Problem details:
Go through the entries below and retype them exactly, omitting each picture.
------ Information shown
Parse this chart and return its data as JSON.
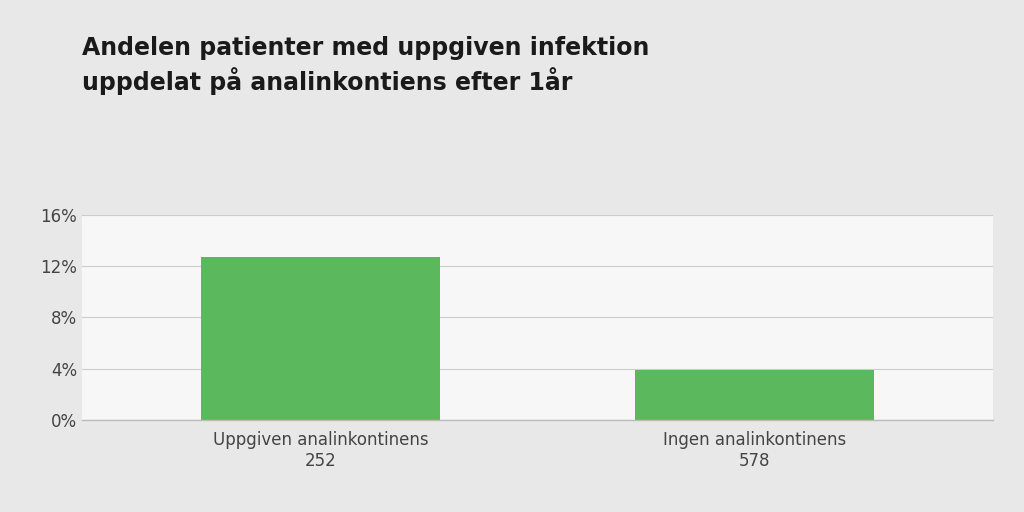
{
  "title_line1": "Andelen patienter med uppgiven infektion",
  "title_line2": "uppdelat på analinkontiens efter 1år",
  "categories_line1": [
    "Uppgiven analinkontinens",
    "Ingen analinkontinens"
  ],
  "categories_line2": [
    "252",
    "578"
  ],
  "values": [
    0.127,
    0.039
  ],
  "bar_color": "#5cb85c",
  "background_color": "#e8e8e8",
  "plot_background_color": "#f7f7f7",
  "ylim": [
    0,
    0.16
  ],
  "yticks": [
    0,
    0.04,
    0.08,
    0.12,
    0.16
  ],
  "ytick_labels": [
    "0%",
    "4%",
    "8%",
    "12%",
    "16%"
  ],
  "title_fontsize": 17,
  "tick_fontsize": 12,
  "label_fontsize": 12,
  "bar_width": 0.55
}
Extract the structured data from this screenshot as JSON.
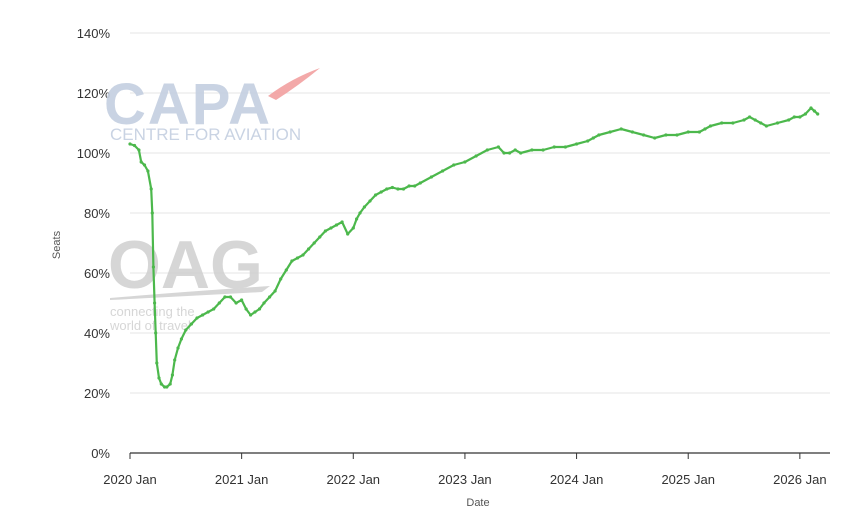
{
  "watermarks": {
    "capa_name": "CAPA",
    "capa_sub": "CENTRE FOR AVIATION",
    "oag_name": "OAG",
    "oag_line1": "connecting the",
    "oag_line2": "world of travel",
    "colors": {
      "capa": "#c4cfe0",
      "oag": "#d2d2d2",
      "accent": "#f2a0a0"
    }
  },
  "chart_data": {
    "type": "line",
    "xlabel": "Date",
    "ylabel": "Seats",
    "ylim": [
      0,
      140
    ],
    "yticks": [
      0,
      20,
      40,
      60,
      80,
      100,
      120,
      140
    ],
    "ytick_labels": [
      "0%",
      "20%",
      "40%",
      "60%",
      "80%",
      "100%",
      "120%",
      "140%"
    ],
    "xlim": [
      2020.0,
      2026.27
    ],
    "xticks": [
      2020,
      2021,
      2022,
      2023,
      2024,
      2025,
      2026
    ],
    "xtick_labels": [
      "2020 Jan",
      "2021 Jan",
      "2022 Jan",
      "2023 Jan",
      "2024 Jan",
      "2025 Jan",
      "2026 Jan"
    ],
    "grid": true,
    "line_color": "#4cb84c",
    "series": [
      {
        "x": [
          2020.0,
          2020.04,
          2020.08,
          2020.1,
          2020.13,
          2020.16,
          2020.19,
          2020.2,
          2020.21,
          2020.22,
          2020.23,
          2020.24,
          2020.26,
          2020.28,
          2020.31,
          2020.33,
          2020.36,
          2020.38,
          2020.4,
          2020.43,
          2020.46,
          2020.5,
          2020.55,
          2020.6,
          2020.65,
          2020.7,
          2020.75,
          2020.8,
          2020.85,
          2020.9,
          2020.95,
          2021.0,
          2021.04,
          2021.08,
          2021.12,
          2021.16,
          2021.2,
          2021.25,
          2021.3,
          2021.35,
          2021.4,
          2021.45,
          2021.5,
          2021.55,
          2021.6,
          2021.65,
          2021.7,
          2021.75,
          2021.8,
          2021.85,
          2021.9,
          2021.95,
          2022.0,
          2022.03,
          2022.06,
          2022.1,
          2022.15,
          2022.2,
          2022.25,
          2022.3,
          2022.35,
          2022.4,
          2022.45,
          2022.5,
          2022.55,
          2022.6,
          2022.7,
          2022.8,
          2022.9,
          2023.0,
          2023.1,
          2023.2,
          2023.3,
          2023.35,
          2023.4,
          2023.45,
          2023.5,
          2023.6,
          2023.7,
          2023.8,
          2023.9,
          2024.0,
          2024.1,
          2024.15,
          2024.2,
          2024.3,
          2024.4,
          2024.5,
          2024.6,
          2024.7,
          2024.8,
          2024.9,
          2025.0,
          2025.1,
          2025.15,
          2025.2,
          2025.3,
          2025.4,
          2025.5,
          2025.55,
          2025.6,
          2025.65,
          2025.7,
          2025.8,
          2025.9,
          2025.95,
          2026.0,
          2026.05,
          2026.1,
          2026.13,
          2026.16
        ],
        "y": [
          103,
          102.5,
          101,
          97,
          96,
          94,
          88,
          80,
          62,
          50,
          40,
          30,
          25,
          23,
          22,
          22,
          23,
          26,
          31,
          35,
          38,
          41,
          43,
          45,
          46,
          47,
          48,
          50,
          52,
          52,
          50,
          51,
          48,
          46,
          47,
          48,
          50,
          52,
          54,
          58,
          61,
          64,
          65,
          66,
          68,
          70,
          72,
          74,
          75,
          76,
          77,
          73,
          75,
          78,
          80,
          82,
          84,
          86,
          87,
          88,
          88.5,
          88,
          88,
          89,
          89,
          90,
          92,
          94,
          96,
          97,
          99,
          101,
          102,
          100,
          100,
          101,
          100,
          101,
          101,
          102,
          102,
          103,
          104,
          105,
          106,
          107,
          108,
          107,
          106,
          105,
          106,
          106,
          107,
          107,
          108,
          109,
          110,
          110,
          111,
          112,
          111,
          110,
          109,
          110,
          111,
          112,
          112,
          113,
          115,
          114,
          113
        ]
      }
    ]
  }
}
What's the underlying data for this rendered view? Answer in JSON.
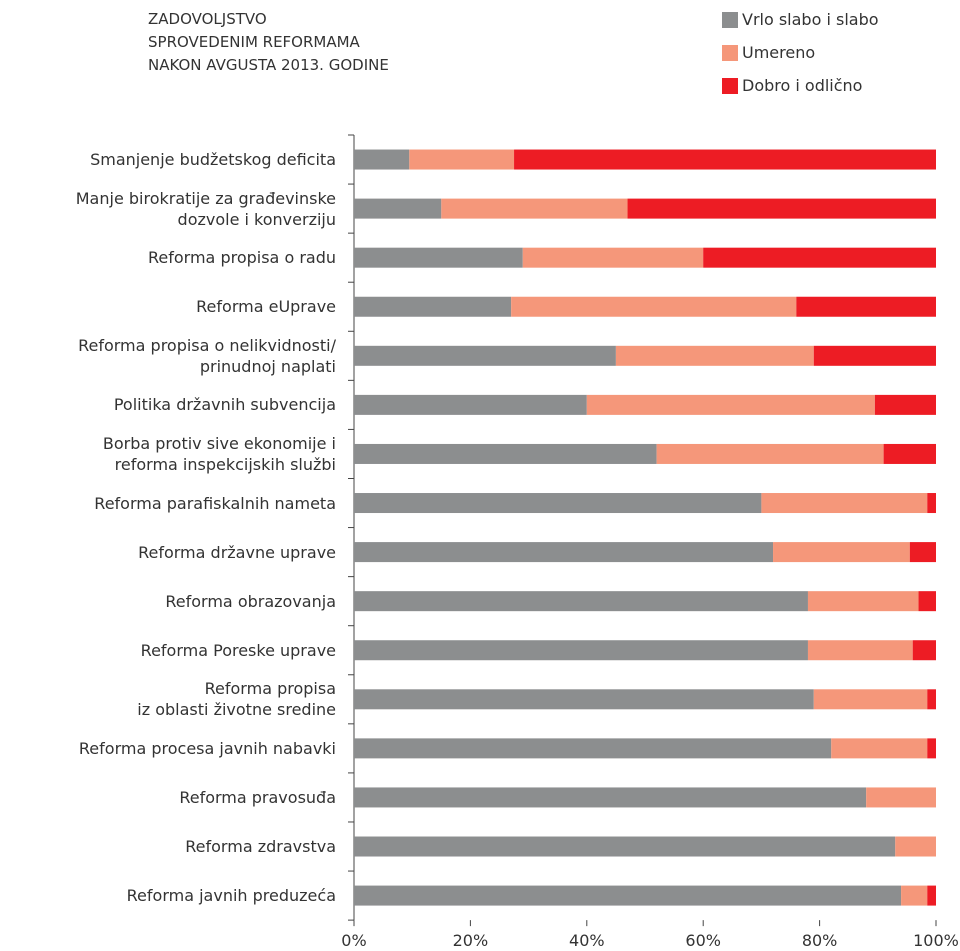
{
  "chart_data": {
    "type": "stacked_bar_horizontal",
    "title": "ZADOVOLJSTVO\nSPROVEDENIM REFORMAMA\nNAKON AVGUSTA 2013. GODINE",
    "categories": [
      "Smanjenje budžetskog deficita",
      "Manje birokratije za građevinske\ndozvole i konverziju",
      "Reforma propisa o radu",
      "Reforma eUprave",
      "Reforma propisa o nelikvidnosti/\nprinudnoj naplati",
      "Politika državnih subvencija",
      "Borba protiv sive ekonomije i\nreforma inspekcijskih službi",
      "Reforma parafiskalnih nameta",
      "Reforma državne uprave",
      "Reforma obrazovanja",
      "Reforma Poreske uprave",
      "Reforma propisa\niz oblasti životne sredine",
      "Reforma procesa javnih nabavki",
      "Reforma pravosuđa",
      "Reforma zdravstva",
      "Reforma javnih preduzeća"
    ],
    "series": [
      {
        "name": "Vrlo slabo i slabo",
        "color": "#8c8e8f",
        "values": [
          9.5,
          15,
          29,
          27,
          45,
          40,
          52,
          70,
          72,
          78,
          78,
          79,
          82,
          88,
          93,
          94
        ]
      },
      {
        "name": "Umereno",
        "color": "#f5977a",
        "values": [
          18,
          32,
          31,
          49,
          34,
          49.5,
          39,
          28.5,
          23.5,
          19,
          18,
          19.5,
          16.5,
          12,
          7,
          4.5
        ]
      },
      {
        "name": "Dobro i odlično",
        "color": "#ed1c24",
        "values": [
          72.5,
          53,
          40,
          24,
          21,
          10.5,
          9,
          1.5,
          4.5,
          3,
          4,
          1.5,
          1.5,
          0,
          0,
          1.5
        ]
      }
    ],
    "xlim": [
      0,
      100
    ],
    "xticks": [
      {
        "value": 0,
        "label": "0%"
      },
      {
        "value": 20,
        "label": "20%"
      },
      {
        "value": 40,
        "label": "40%"
      },
      {
        "value": 60,
        "label": "60%"
      },
      {
        "value": 80,
        "label": "80%"
      },
      {
        "value": 100,
        "label": "100%"
      }
    ],
    "legend": "top-right"
  }
}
------------
Solution to this exercise:
Parse this chart and return its data as JSON.
{
  "title_line1": "Andelen patienter med uppgiven infektion",
  "title_line2": "uppdelat på analinkontiens efter 1år",
  "categories_line1": [
    "Uppgiven analinkontinens",
    "Ingen analinkontinens"
  ],
  "categories_line2": [
    "252",
    "578"
  ],
  "values": [
    0.127,
    0.039
  ],
  "bar_color": "#5cb85c",
  "background_color": "#e8e8e8",
  "plot_background_color": "#f7f7f7",
  "ylim": [
    0,
    0.16
  ],
  "yticks": [
    0,
    0.04,
    0.08,
    0.12,
    0.16
  ],
  "ytick_labels": [
    "0%",
    "4%",
    "8%",
    "12%",
    "16%"
  ],
  "title_fontsize": 17,
  "tick_fontsize": 12,
  "label_fontsize": 12,
  "bar_width": 0.55
}
Extract the structured data from this screenshot as JSON.
{
  "watermarks": {
    "capa_name": "CAPA",
    "capa_sub": "CENTRE FOR AVIATION",
    "oag_name": "OAG",
    "oag_line1": "connecting the",
    "oag_line2": "world of travel",
    "colors": {
      "capa": "#c4cfe0",
      "oag": "#d2d2d2",
      "accent": "#f2a0a0"
    }
  },
  "chart_data": {
    "type": "line",
    "xlabel": "Date",
    "ylabel": "Seats",
    "ylim": [
      0,
      140
    ],
    "yticks": [
      0,
      20,
      40,
      60,
      80,
      100,
      120,
      140
    ],
    "ytick_labels": [
      "0%",
      "20%",
      "40%",
      "60%",
      "80%",
      "100%",
      "120%",
      "140%"
    ],
    "xlim": [
      2020.0,
      2026.27
    ],
    "xticks": [
      2020,
      2021,
      2022,
      2023,
      2024,
      2025,
      2026
    ],
    "xtick_labels": [
      "2020 Jan",
      "2021 Jan",
      "2022 Jan",
      "2023 Jan",
      "2024 Jan",
      "2025 Jan",
      "2026 Jan"
    ],
    "grid": true,
    "line_color": "#4cb84c",
    "series": [
      {
        "x": [
          2020.0,
          2020.04,
          2020.08,
          2020.1,
          2020.13,
          2020.16,
          2020.19,
          2020.2,
          2020.21,
          2020.22,
          2020.23,
          2020.24,
          2020.26,
          2020.28,
          2020.31,
          2020.33,
          2020.36,
          2020.38,
          2020.4,
          2020.43,
          2020.46,
          2020.5,
          2020.55,
          2020.6,
          2020.65,
          2020.7,
          2020.75,
          2020.8,
          2020.85,
          2020.9,
          2020.95,
          2021.0,
          2021.04,
          2021.08,
          2021.12,
          2021.16,
          2021.2,
          2021.25,
          2021.3,
          2021.35,
          2021.4,
          2021.45,
          2021.5,
          2021.55,
          2021.6,
          2021.65,
          2021.7,
          2021.75,
          2021.8,
          2021.85,
          2021.9,
          2021.95,
          2022.0,
          2022.03,
          2022.06,
          2022.1,
          2022.15,
          2022.2,
          2022.25,
          2022.3,
          2022.35,
          2022.4,
          2022.45,
          2022.5,
          2022.55,
          2022.6,
          2022.7,
          2022.8,
          2022.9,
          2023.0,
          2023.1,
          2023.2,
          2023.3,
          2023.35,
          2023.4,
          2023.45,
          2023.5,
          2023.6,
          2023.7,
          2023.8,
          2023.9,
          2024.0,
          2024.1,
          2024.15,
          2024.2,
          2024.3,
          2024.4,
          2024.5,
          2024.6,
          2024.7,
          2024.8,
          2024.9,
          2025.0,
          2025.1,
          2025.15,
          2025.2,
          2025.3,
          2025.4,
          2025.5,
          2025.55,
          2025.6,
          2025.65,
          2025.7,
          2025.8,
          2025.9,
          2025.95,
          2026.0,
          2026.05,
          2026.1,
          2026.13,
          2026.16
        ],
        "y": [
          103,
          102.5,
          101,
          97,
          96,
          94,
          88,
          80,
          62,
          50,
          40,
          30,
          25,
          23,
          22,
          22,
          23,
          26,
          31,
          35,
          38,
          41,
          43,
          45,
          46,
          47,
          48,
          50,
          52,
          52,
          50,
          51,
          48,
          46,
          47,
          48,
          50,
          52,
          54,
          58,
          61,
          64,
          65,
          66,
          68,
          70,
          72,
          74,
          75,
          76,
          77,
          73,
          75,
          78,
          80,
          82,
          84,
          86,
          87,
          88,
          88.5,
          88,
          88,
          89,
          89,
          90,
          92,
          94,
          96,
          97,
          99,
          101,
          102,
          100,
          100,
          101,
          100,
          101,
          101,
          102,
          102,
          103,
          104,
          105,
          106,
          107,
          108,
          107,
          106,
          105,
          106,
          106,
          107,
          107,
          108,
          109,
          110,
          110,
          111,
          112,
          111,
          110,
          109,
          110,
          111,
          112,
          112,
          113,
          115,
          114,
          113
        ]
      }
    ]
  }
}
What's the underlying data for this rendered view? Answer in JSON.
{
  "chart_data": {
    "type": "stacked_bar_horizontal",
    "title": "ZADOVOLJSTVO\nSPROVEDENIM REFORMAMA\nNAKON AVGUSTA 2013. GODINE",
    "categories": [
      "Smanjenje budžetskog deficita",
      "Manje birokratije za građevinske\ndozvole i konverziju",
      "Reforma propisa o radu",
      "Reforma eUprave",
      "Reforma propisa o nelikvidnosti/\nprinudnoj naplati",
      "Politika državnih subvencija",
      "Borba protiv sive ekonomije i\nreforma inspekcijskih službi",
      "Reforma parafiskalnih nameta",
      "Reforma državne uprave",
      "Reforma obrazovanja",
      "Reforma Poreske uprave",
      "Reforma propisa\niz oblasti životne sredine",
      "Reforma procesa javnih nabavki",
      "Reforma pravosuđa",
      "Reforma zdravstva",
      "Reforma javnih preduzeća"
    ],
    "series": [
      {
        "name": "Vrlo slabo i slabo",
        "color": "#8c8e8f",
        "values": [
          9.5,
          15,
          29,
          27,
          45,
          40,
          52,
          70,
          72,
          78,
          78,
          79,
          82,
          88,
          93,
          94
        ]
      },
      {
        "name": "Umereno",
        "color": "#f5977a",
        "values": [
          18,
          32,
          31,
          49,
          34,
          49.5,
          39,
          28.5,
          23.5,
          19,
          18,
          19.5,
          16.5,
          12,
          7,
          4.5
        ]
      },
      {
        "name": "Dobro i odlično",
        "color": "#ed1c24",
        "values": [
          72.5,
          53,
          40,
          24,
          21,
          10.5,
          9,
          1.5,
          4.5,
          3,
          4,
          1.5,
          1.5,
          0,
          0,
          1.5
        ]
      }
    ],
    "xlim": [
      0,
      100
    ],
    "xticks": [
      {
        "value": 0,
        "label": "0%"
      },
      {
        "value": 20,
        "label": "20%"
      },
      {
        "value": 40,
        "label": "40%"
      },
      {
        "value": 60,
        "label": "60%"
      },
      {
        "value": 80,
        "label": "80%"
      },
      {
        "value": 100,
        "label": "100%"
      }
    ],
    "legend": "top-right"
  }
}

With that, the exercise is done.